++++ Working data

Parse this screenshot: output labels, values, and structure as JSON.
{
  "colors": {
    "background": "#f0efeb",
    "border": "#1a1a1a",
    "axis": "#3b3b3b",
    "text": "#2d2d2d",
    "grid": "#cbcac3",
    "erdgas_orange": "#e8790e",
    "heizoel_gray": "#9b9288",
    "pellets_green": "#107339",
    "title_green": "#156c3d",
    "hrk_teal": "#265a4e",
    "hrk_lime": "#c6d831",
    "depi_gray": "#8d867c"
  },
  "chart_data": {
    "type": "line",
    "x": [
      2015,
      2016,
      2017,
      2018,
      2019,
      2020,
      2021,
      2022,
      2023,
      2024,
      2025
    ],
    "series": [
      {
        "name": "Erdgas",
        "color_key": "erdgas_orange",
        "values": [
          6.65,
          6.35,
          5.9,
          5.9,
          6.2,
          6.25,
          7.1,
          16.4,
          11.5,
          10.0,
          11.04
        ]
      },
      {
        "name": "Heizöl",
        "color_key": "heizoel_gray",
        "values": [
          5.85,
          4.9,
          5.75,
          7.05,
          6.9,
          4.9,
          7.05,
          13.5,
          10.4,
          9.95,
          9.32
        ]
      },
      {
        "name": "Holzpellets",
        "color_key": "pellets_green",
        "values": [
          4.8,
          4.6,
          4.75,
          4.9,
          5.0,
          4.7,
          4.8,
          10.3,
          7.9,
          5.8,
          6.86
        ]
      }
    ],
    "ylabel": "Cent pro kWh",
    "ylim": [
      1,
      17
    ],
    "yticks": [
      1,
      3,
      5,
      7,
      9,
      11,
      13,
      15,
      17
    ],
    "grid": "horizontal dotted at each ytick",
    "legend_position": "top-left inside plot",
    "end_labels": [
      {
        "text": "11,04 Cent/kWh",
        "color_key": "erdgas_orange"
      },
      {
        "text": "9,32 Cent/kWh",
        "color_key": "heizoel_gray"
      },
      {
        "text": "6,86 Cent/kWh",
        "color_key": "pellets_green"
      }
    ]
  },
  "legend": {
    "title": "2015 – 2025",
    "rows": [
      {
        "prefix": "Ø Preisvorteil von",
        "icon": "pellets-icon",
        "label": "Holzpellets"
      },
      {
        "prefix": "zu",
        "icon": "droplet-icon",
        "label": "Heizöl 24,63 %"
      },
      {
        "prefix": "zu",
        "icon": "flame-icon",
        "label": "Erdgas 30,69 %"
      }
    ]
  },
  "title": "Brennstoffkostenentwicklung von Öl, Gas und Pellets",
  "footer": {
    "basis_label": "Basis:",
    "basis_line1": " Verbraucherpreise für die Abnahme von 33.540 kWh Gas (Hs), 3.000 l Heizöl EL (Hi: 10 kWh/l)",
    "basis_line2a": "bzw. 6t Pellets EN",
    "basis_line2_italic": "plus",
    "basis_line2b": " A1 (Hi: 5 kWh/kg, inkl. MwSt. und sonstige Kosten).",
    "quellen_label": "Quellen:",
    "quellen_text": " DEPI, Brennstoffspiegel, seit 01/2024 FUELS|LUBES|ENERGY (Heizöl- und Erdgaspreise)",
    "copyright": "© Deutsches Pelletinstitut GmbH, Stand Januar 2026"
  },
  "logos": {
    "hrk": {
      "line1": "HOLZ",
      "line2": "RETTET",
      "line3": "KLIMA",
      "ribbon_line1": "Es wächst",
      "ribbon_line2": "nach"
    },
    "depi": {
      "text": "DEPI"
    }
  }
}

++++++++

## Stated task
Output the whole listing above again, word for word.

## Answer to this task
Parse this screenshot: output labels, values, and structure as JSON.
{
  "colors": {
    "background": "#f0efeb",
    "border": "#1a1a1a",
    "axis": "#3b3b3b",
    "text": "#2d2d2d",
    "grid": "#cbcac3",
    "erdgas_orange": "#e8790e",
    "heizoel_gray": "#9b9288",
    "pellets_green": "#107339",
    "title_green": "#156c3d",
    "hrk_teal": "#265a4e",
    "hrk_lime": "#c6d831",
    "depi_gray": "#8d867c"
  },
  "chart_data": {
    "type": "line",
    "x": [
      2015,
      2016,
      2017,
      2018,
      2019,
      2020,
      2021,
      2022,
      2023,
      2024,
      2025
    ],
    "series": [
      {
        "name": "Erdgas",
        "color_key": "erdgas_orange",
        "values": [
          6.65,
          6.35,
          5.9,
          5.9,
          6.2,
          6.25,
          7.1,
          16.4,
          11.5,
          10.0,
          11.04
        ]
      },
      {
        "name": "Heizöl",
        "color_key": "heizoel_gray",
        "values": [
          5.85,
          4.9,
          5.75,
          7.05,
          6.9,
          4.9,
          7.05,
          13.5,
          10.4,
          9.95,
          9.32
        ]
      },
      {
        "name": "Holzpellets",
        "color_key": "pellets_green",
        "values": [
          4.8,
          4.6,
          4.75,
          4.9,
          5.0,
          4.7,
          4.8,
          10.3,
          7.9,
          5.8,
          6.86
        ]
      }
    ],
    "ylabel": "Cent pro kWh",
    "ylim": [
      1,
      17
    ],
    "yticks": [
      1,
      3,
      5,
      7,
      9,
      11,
      13,
      15,
      17
    ],
    "grid": "horizontal dotted at each ytick",
    "legend_position": "top-left inside plot",
    "end_labels": [
      {
        "text": "11,04 Cent/kWh",
        "color_key": "erdgas_orange"
      },
      {
        "text": "9,32 Cent/kWh",
        "color_key": "heizoel_gray"
      },
      {
        "text": "6,86 Cent/kWh",
        "color_key": "pellets_green"
      }
    ]
  },
  "legend": {
    "title": "2015 – 2025",
    "rows": [
      {
        "prefix": "Ø Preisvorteil von",
        "icon": "pellets-icon",
        "label": "Holzpellets"
      },
      {
        "prefix": "zu",
        "icon": "droplet-icon",
        "label": "Heizöl 24,63 %"
      },
      {
        "prefix": "zu",
        "icon": "flame-icon",
        "label": "Erdgas 30,69 %"
      }
    ]
  },
  "title": "Brennstoffkostenentwicklung von Öl, Gas und Pellets",
  "footer": {
    "basis_label": "Basis:",
    "basis_line1": " Verbraucherpreise für die Abnahme von 33.540 kWh Gas (Hs), 3.000 l Heizöl EL (Hi: 10 kWh/l)",
    "basis_line2a": "bzw. 6t Pellets EN",
    "basis_line2_italic": "plus",
    "basis_line2b": " A1 (Hi: 5 kWh/kg, inkl. MwSt. und sonstige Kosten).",
    "quellen_label": "Quellen:",
    "quellen_text": " DEPI, Brennstoffspiegel, seit 01/2024 FUELS|LUBES|ENERGY (Heizöl- und Erdgaspreise)",
    "copyright": "© Deutsches Pelletinstitut GmbH, Stand Januar 2026"
  },
  "logos": {
    "hrk": {
      "line1": "HOLZ",
      "line2": "RETTET",
      "line3": "KLIMA",
      "ribbon_line1": "Es wächst",
      "ribbon_line2": "nach"
    },
    "depi": {
      "text": "DEPI"
    }
  }
}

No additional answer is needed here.